EXERCISE GOAL
Set the listing down again exactly, please, apart from its pictures.

THE DATA
⁂
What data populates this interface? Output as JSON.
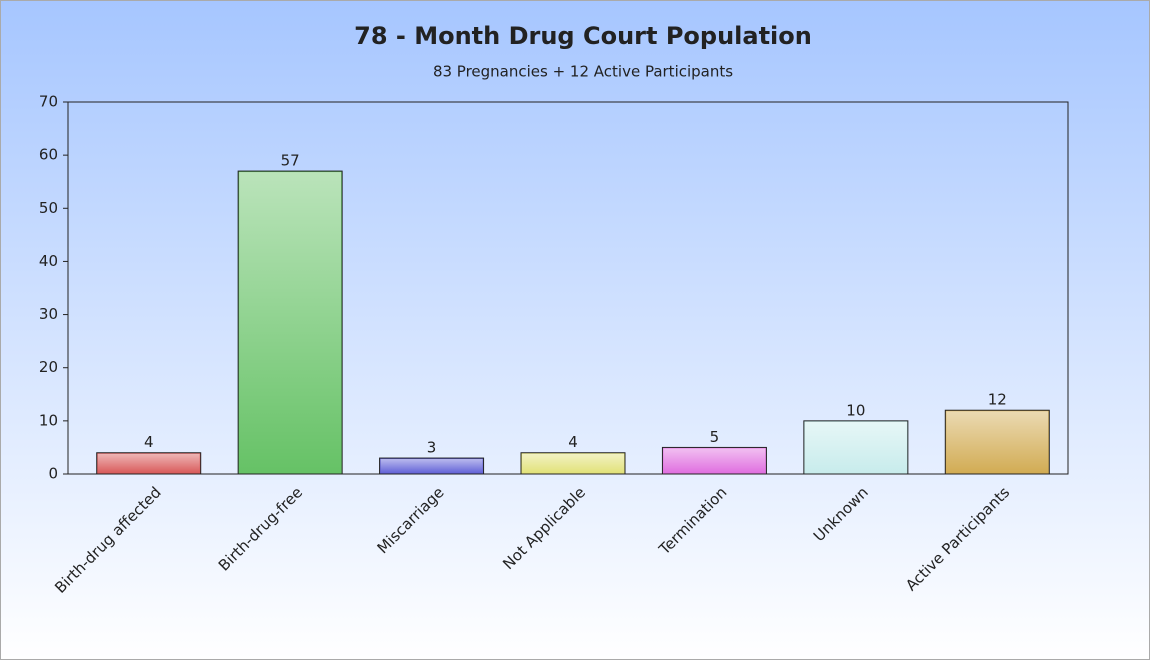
{
  "chart_data": {
    "type": "bar",
    "title": "78 - Month Drug Court Population",
    "subtitle": "83 Pregnancies + 12 Active Participants",
    "categories": [
      "Birth-drug affected",
      "Birth-drug-free",
      "Miscarriage",
      "Not Applicable",
      "Termination",
      "Unknown",
      "Active Participants"
    ],
    "values": [
      4,
      57,
      3,
      4,
      5,
      10,
      12
    ],
    "colors": [
      "#d95c5c",
      "#66c266",
      "#6464d8",
      "#e2e27a",
      "#e070e0",
      "#c8ecec",
      "#d2ac54"
    ],
    "ylim": [
      0,
      70
    ],
    "yticks": [
      0,
      10,
      20,
      30,
      40,
      50,
      60,
      70
    ]
  }
}
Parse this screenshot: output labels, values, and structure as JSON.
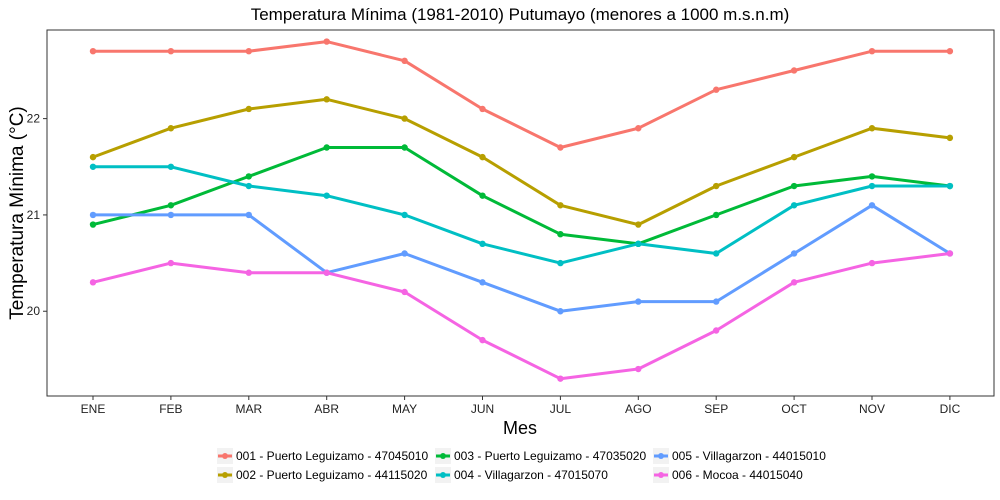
{
  "chart_data": {
    "type": "line",
    "title": "Temperatura Mínima (1981-2010) Putumayo (menores a 1000 m.s.n.m)",
    "xlabel": "Mes",
    "ylabel": "Temperatura Mínima (°C)",
    "categories": [
      "ENE",
      "FEB",
      "MAR",
      "ABR",
      "MAY",
      "JUN",
      "JUL",
      "AGO",
      "SEP",
      "OCT",
      "NOV",
      "DIC"
    ],
    "ylim": [
      19.12,
      22.92
    ],
    "yticks": [
      20,
      21,
      22
    ],
    "grid": false,
    "legend_position": "bottom",
    "series": [
      {
        "name": "001 - Puerto Leguizamo - 47045010",
        "color": "#F8766D",
        "values": [
          22.7,
          22.7,
          22.7,
          22.8,
          22.6,
          22.1,
          21.7,
          21.9,
          22.3,
          22.5,
          22.7,
          22.7
        ]
      },
      {
        "name": "002 - Puerto Leguizamo - 44115020",
        "color": "#B79F00",
        "values": [
          21.6,
          21.9,
          22.1,
          22.2,
          22.0,
          21.6,
          21.1,
          20.9,
          21.3,
          21.6,
          21.9,
          21.8
        ]
      },
      {
        "name": "003 - Puerto Leguizamo - 47035020",
        "color": "#00BA38",
        "values": [
          20.9,
          21.1,
          21.4,
          21.7,
          21.7,
          21.2,
          20.8,
          20.7,
          21.0,
          21.3,
          21.4,
          21.3
        ]
      },
      {
        "name": "004 - Villagarzon - 47015070",
        "color": "#00BFC4",
        "values": [
          21.5,
          21.5,
          21.3,
          21.2,
          21.0,
          20.7,
          20.5,
          20.7,
          20.6,
          21.1,
          21.3,
          21.3
        ]
      },
      {
        "name": "005 - Villagarzon - 44015010",
        "color": "#619CFF",
        "values": [
          21.0,
          21.0,
          21.0,
          20.4,
          20.6,
          20.3,
          20.0,
          20.1,
          20.1,
          20.6,
          21.1,
          20.6
        ]
      },
      {
        "name": "006 - Mocoa - 44015040",
        "color": "#F564E3",
        "values": [
          20.3,
          20.5,
          20.4,
          20.4,
          20.2,
          19.7,
          19.3,
          19.4,
          19.8,
          20.3,
          20.5,
          20.6
        ]
      }
    ]
  }
}
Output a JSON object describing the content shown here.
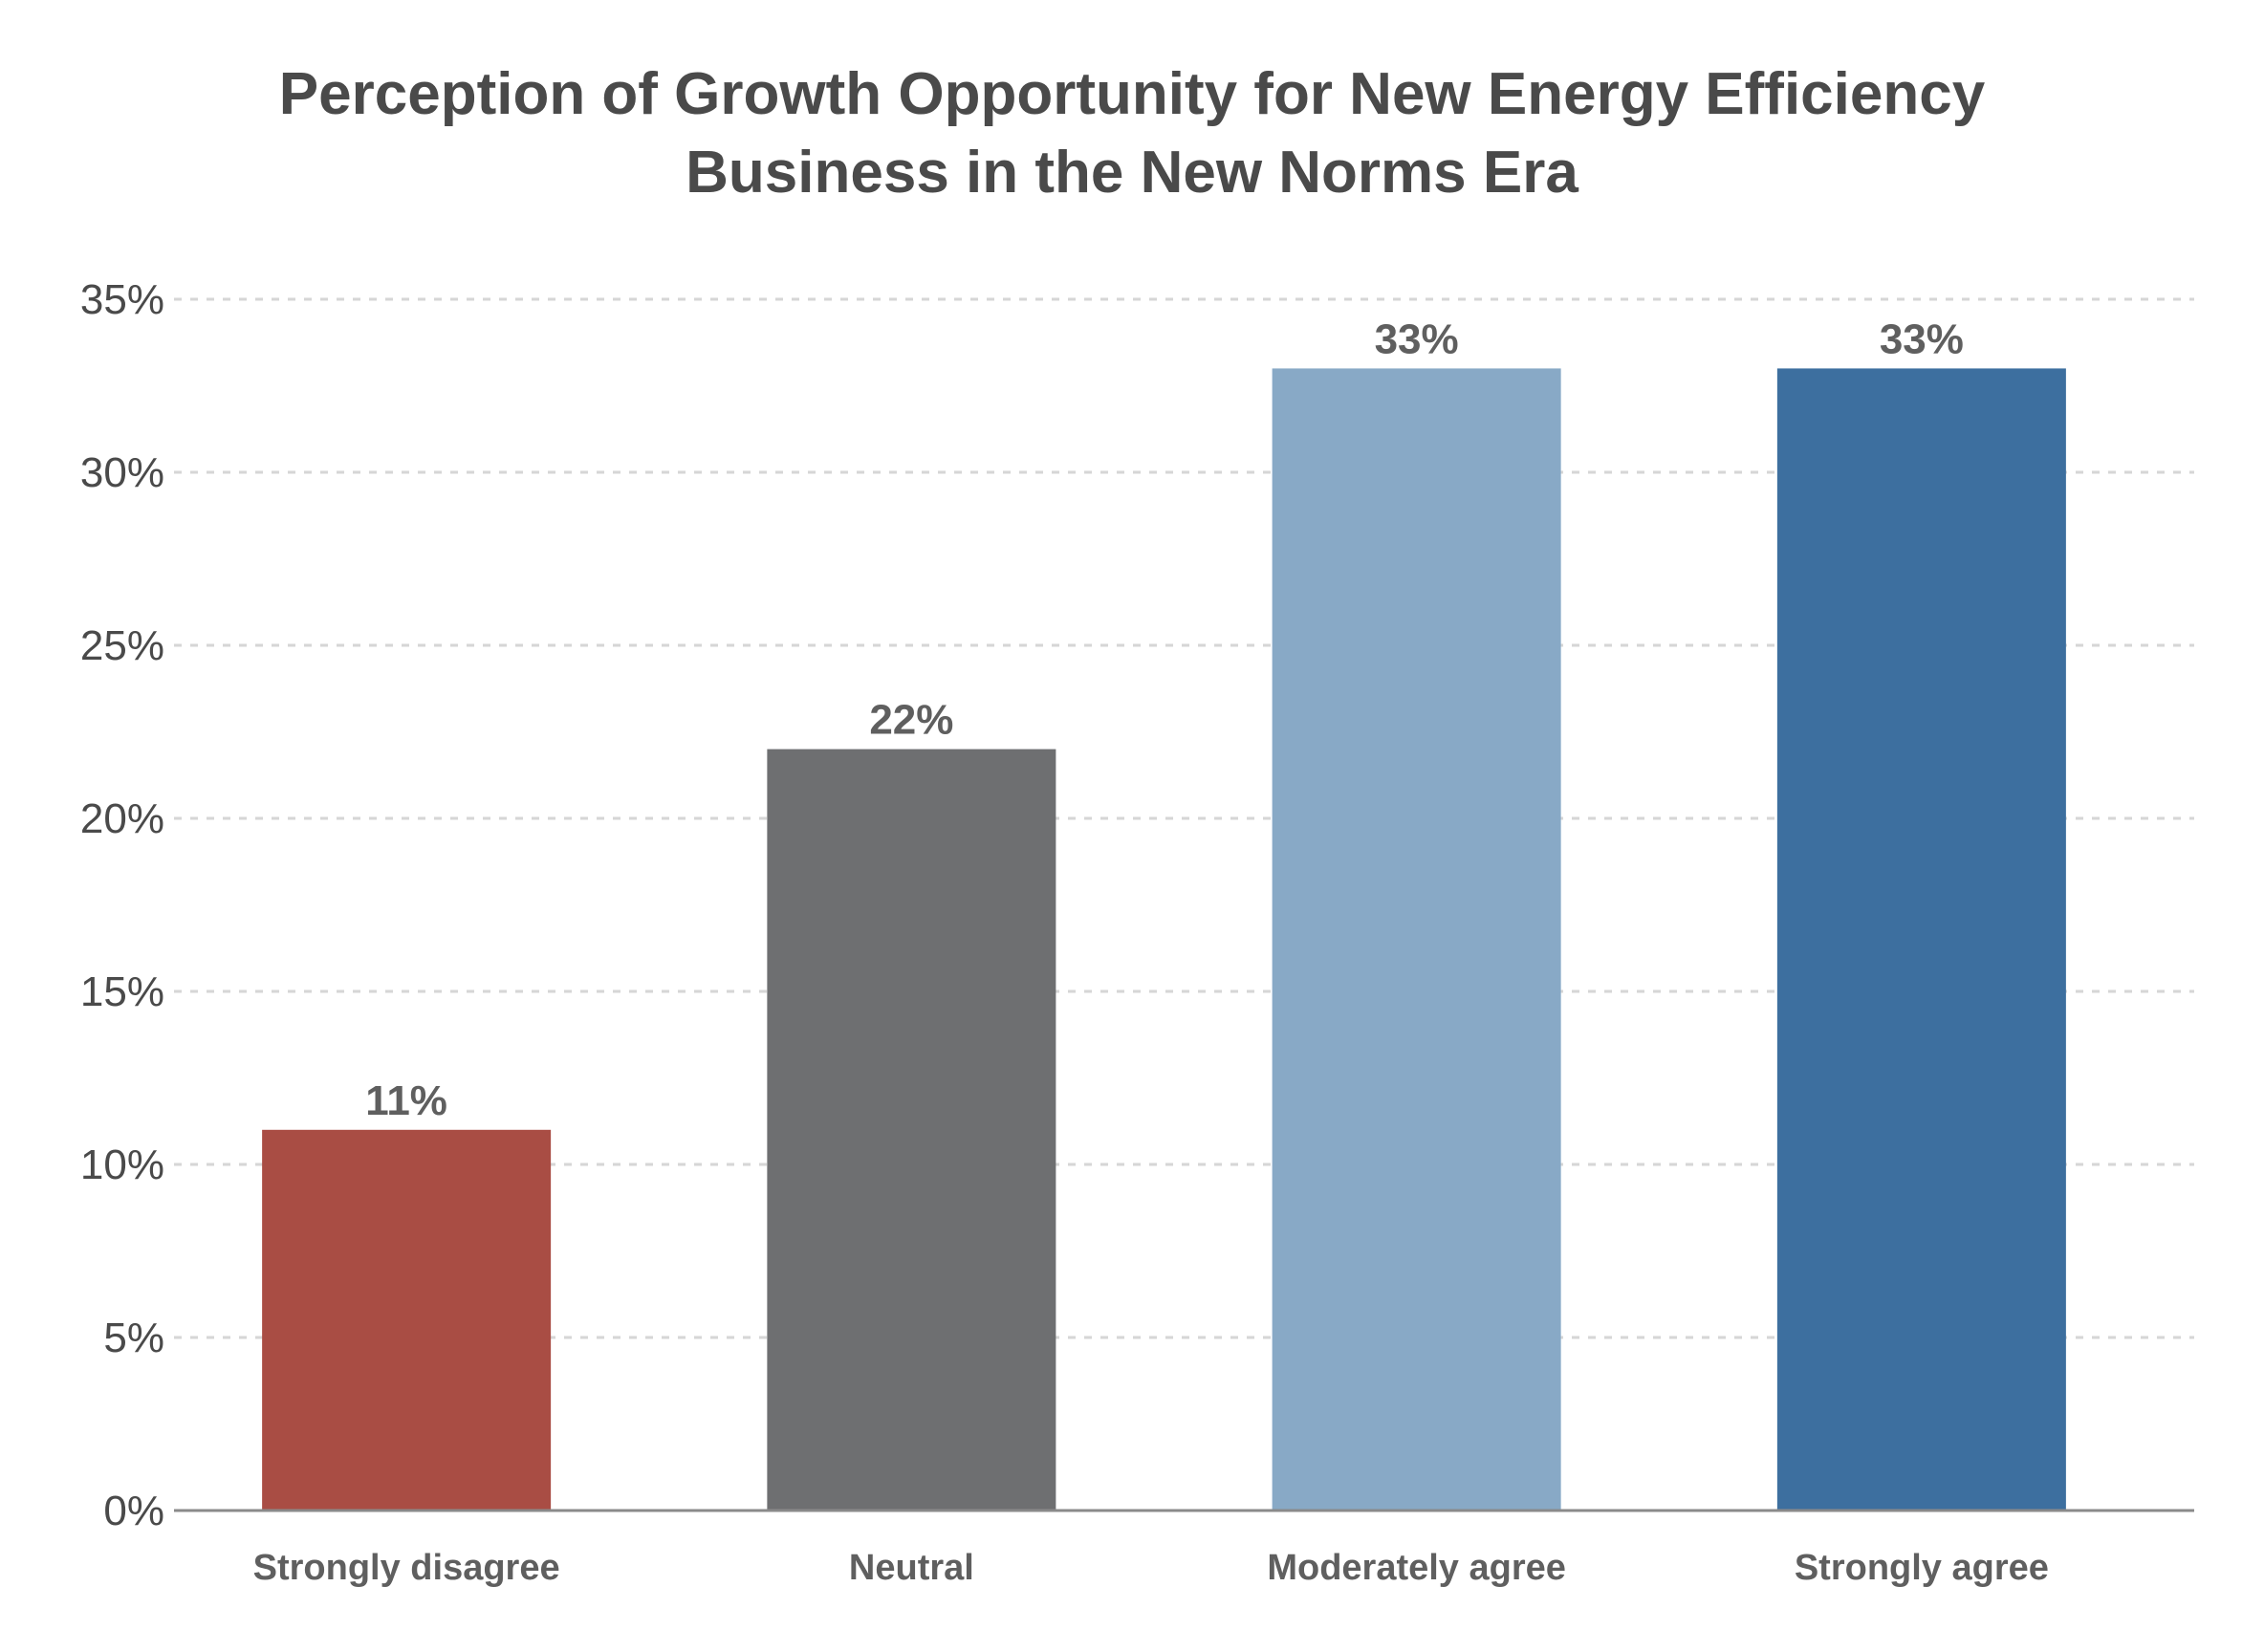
⁂
RESULT OF THE EXERCISE
What data populates this interface? Output as JSON.
{
  "chart_data": {
    "type": "bar",
    "title": "78 - Month Drug Court Population",
    "subtitle": "83 Pregnancies + 12 Active Participants",
    "categories": [
      "Birth-drug affected",
      "Birth-drug-free",
      "Miscarriage",
      "Not Applicable",
      "Termination",
      "Unknown",
      "Active Participants"
    ],
    "values": [
      4,
      57,
      3,
      4,
      5,
      10,
      12
    ],
    "colors": [
      "#d95c5c",
      "#66c266",
      "#6464d8",
      "#e2e27a",
      "#e070e0",
      "#c8ecec",
      "#d2ac54"
    ],
    "ylim": [
      0,
      70
    ],
    "yticks": [
      0,
      10,
      20,
      30,
      40,
      50,
      60,
      70
    ]
  }
}
Parse this screenshot: output labels, values, and structure as JSON.
{
  "chart_data": {
    "type": "line",
    "title": "Temperatura Mínima (1981-2010) Putumayo (menores a 1000 m.s.n.m)",
    "xlabel": "Mes",
    "ylabel": "Temperatura Mínima (°C)",
    "categories": [
      "ENE",
      "FEB",
      "MAR",
      "ABR",
      "MAY",
      "JUN",
      "JUL",
      "AGO",
      "SEP",
      "OCT",
      "NOV",
      "DIC"
    ],
    "ylim": [
      19.12,
      22.92
    ],
    "yticks": [
      20,
      21,
      22
    ],
    "grid": false,
    "legend_position": "bottom",
    "series": [
      {
        "name": "001 - Puerto Leguizamo - 47045010",
        "color": "#F8766D",
        "values": [
          22.7,
          22.7,
          22.7,
          22.8,
          22.6,
          22.1,
          21.7,
          21.9,
          22.3,
          22.5,
          22.7,
          22.7
        ]
      },
      {
        "name": "002 - Puerto Leguizamo - 44115020",
        "color": "#B79F00",
        "values": [
          21.6,
          21.9,
          22.1,
          22.2,
          22.0,
          21.6,
          21.1,
          20.9,
          21.3,
          21.6,
          21.9,
          21.8
        ]
      },
      {
        "name": "003 - Puerto Leguizamo - 47035020",
        "color": "#00BA38",
        "values": [
          20.9,
          21.1,
          21.4,
          21.7,
          21.7,
          21.2,
          20.8,
          20.7,
          21.0,
          21.3,
          21.4,
          21.3
        ]
      },
      {
        "name": "004 - Villagarzon - 47015070",
        "color": "#00BFC4",
        "values": [
          21.5,
          21.5,
          21.3,
          21.2,
          21.0,
          20.7,
          20.5,
          20.7,
          20.6,
          21.1,
          21.3,
          21.3
        ]
      },
      {
        "name": "005 - Villagarzon - 44015010",
        "color": "#619CFF",
        "values": [
          21.0,
          21.0,
          21.0,
          20.4,
          20.6,
          20.3,
          20.0,
          20.1,
          20.1,
          20.6,
          21.1,
          20.6
        ]
      },
      {
        "name": "006 - Mocoa - 44015040",
        "color": "#F564E3",
        "values": [
          20.3,
          20.5,
          20.4,
          20.4,
          20.2,
          19.7,
          19.3,
          19.4,
          19.8,
          20.3,
          20.5,
          20.6
        ]
      }
    ]
  }
}
Output a JSON object describing the content shown here.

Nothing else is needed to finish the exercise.